# THE PROBLEM:
Check every line below for the word "وعمر" and copy each one that has it.

# DATA LINES:

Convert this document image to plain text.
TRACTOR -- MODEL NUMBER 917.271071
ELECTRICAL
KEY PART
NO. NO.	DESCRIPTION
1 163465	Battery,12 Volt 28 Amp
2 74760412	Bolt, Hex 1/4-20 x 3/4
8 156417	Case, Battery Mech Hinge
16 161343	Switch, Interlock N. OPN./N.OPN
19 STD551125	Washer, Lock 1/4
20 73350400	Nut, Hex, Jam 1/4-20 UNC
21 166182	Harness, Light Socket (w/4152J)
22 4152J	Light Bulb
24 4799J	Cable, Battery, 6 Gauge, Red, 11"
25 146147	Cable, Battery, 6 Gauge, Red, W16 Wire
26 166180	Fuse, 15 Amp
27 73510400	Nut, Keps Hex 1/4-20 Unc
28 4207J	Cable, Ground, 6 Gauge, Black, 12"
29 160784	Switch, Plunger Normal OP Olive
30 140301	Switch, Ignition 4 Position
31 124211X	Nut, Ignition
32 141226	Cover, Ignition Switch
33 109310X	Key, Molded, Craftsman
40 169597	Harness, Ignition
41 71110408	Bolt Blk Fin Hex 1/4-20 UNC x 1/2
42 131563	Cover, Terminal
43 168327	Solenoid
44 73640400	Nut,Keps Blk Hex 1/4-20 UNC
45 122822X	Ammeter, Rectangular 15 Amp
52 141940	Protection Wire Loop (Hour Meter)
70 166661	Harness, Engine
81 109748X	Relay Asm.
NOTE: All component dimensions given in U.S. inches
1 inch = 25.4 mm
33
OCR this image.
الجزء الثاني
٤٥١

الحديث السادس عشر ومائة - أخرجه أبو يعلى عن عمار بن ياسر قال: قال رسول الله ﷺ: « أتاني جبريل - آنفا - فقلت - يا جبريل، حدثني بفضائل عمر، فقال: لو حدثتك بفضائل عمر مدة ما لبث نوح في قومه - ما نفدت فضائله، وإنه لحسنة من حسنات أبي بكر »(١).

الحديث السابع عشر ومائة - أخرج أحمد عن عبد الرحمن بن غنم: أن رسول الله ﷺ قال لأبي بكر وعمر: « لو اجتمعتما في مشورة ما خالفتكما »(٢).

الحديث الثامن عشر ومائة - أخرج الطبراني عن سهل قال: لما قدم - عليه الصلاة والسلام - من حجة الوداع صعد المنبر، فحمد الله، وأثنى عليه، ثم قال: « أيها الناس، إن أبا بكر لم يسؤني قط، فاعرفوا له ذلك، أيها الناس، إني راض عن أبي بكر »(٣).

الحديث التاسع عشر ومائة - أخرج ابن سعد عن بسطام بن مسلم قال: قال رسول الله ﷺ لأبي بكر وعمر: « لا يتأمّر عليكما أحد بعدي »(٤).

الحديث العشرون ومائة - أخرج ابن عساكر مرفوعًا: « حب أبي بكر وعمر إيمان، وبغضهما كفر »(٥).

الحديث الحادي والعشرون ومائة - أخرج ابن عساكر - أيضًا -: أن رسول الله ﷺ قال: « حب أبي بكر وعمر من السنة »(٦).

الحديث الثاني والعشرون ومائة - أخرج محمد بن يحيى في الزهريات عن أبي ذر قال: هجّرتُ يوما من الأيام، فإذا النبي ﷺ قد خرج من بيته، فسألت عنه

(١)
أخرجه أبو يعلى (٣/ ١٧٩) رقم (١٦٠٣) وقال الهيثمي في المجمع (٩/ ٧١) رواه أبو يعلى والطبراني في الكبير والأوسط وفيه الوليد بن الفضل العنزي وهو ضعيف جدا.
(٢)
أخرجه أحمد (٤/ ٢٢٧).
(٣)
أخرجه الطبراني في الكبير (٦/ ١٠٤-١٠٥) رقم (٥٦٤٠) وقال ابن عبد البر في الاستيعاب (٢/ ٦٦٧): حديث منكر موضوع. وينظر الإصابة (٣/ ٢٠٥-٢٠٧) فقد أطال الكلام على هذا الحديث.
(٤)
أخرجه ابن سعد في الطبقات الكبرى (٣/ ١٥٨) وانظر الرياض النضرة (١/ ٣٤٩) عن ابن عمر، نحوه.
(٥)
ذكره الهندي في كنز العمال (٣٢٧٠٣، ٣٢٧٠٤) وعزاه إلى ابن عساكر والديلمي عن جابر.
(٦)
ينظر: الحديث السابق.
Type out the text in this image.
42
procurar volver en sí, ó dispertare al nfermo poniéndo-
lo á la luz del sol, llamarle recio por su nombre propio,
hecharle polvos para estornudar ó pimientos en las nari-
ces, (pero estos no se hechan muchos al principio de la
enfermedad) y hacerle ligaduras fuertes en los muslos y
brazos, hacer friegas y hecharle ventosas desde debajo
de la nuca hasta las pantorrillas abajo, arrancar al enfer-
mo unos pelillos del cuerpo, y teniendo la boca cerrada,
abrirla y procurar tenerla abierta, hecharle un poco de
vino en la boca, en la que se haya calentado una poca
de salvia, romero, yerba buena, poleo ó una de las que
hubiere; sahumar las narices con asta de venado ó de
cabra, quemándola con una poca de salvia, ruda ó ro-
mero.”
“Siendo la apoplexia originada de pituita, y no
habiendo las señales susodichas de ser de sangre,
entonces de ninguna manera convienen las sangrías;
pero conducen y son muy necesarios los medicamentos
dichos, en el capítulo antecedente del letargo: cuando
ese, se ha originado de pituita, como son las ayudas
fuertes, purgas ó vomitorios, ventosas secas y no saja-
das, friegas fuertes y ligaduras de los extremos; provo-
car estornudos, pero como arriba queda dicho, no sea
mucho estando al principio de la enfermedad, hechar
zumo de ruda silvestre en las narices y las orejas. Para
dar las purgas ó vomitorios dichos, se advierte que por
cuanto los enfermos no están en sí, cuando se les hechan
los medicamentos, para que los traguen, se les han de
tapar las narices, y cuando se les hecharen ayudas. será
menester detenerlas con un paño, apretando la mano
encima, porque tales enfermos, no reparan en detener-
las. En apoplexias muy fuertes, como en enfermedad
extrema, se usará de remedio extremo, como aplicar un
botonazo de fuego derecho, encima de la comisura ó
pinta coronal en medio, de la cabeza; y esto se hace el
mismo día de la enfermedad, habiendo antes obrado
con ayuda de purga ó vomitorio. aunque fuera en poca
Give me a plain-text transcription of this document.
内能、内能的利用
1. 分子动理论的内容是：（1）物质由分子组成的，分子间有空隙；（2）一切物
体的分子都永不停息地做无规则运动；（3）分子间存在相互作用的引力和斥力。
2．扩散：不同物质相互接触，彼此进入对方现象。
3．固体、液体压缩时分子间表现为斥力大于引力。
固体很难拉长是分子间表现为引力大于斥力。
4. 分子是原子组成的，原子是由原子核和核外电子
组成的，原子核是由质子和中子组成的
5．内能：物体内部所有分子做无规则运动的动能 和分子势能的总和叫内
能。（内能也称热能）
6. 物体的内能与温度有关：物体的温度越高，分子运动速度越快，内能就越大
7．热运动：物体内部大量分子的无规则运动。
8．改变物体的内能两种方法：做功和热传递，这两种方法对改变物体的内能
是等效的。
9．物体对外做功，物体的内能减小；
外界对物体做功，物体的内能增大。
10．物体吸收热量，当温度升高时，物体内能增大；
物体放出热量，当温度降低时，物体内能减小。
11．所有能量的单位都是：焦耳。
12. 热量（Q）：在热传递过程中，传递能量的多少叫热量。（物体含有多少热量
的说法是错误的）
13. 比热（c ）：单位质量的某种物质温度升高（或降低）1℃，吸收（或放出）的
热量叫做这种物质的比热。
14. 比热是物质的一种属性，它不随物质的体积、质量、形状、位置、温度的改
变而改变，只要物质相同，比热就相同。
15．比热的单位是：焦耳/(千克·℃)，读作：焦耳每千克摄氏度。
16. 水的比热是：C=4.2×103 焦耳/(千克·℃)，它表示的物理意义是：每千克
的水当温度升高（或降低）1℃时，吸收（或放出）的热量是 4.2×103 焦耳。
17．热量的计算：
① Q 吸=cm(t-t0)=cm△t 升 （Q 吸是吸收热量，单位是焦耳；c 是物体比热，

# TASK OUTPUT:
الحديث السابع عشر ومائة - أخرج أحمد عن عبد الرحمن بن غنم: أن رسول الله ﷺ قال لأبي بكر وعمر: « لو اجتمعتما في مشورة ما خالفتكما »(٢).
الحديث التاسع عشر ومائة - أخرج ابن سعد عن بسطام بن مسلم قال: قال رسول الله ﷺ لأبي بكر وعمر: « لا يتأمّر عليكما أحد بعدي »(٤).
الحديث العشرون ومائة - أخرج ابن عساكر مرفوعًا: « حب أبي بكر وعمر إيمان، وبغضهما كفر »(٥).
الحديث الحادي والعشرون ومائة - أخرج ابن عساكر - أيضًا -: أن رسول الله ﷺ قال: « حب أبي بكر وعمر من السنة »(٦).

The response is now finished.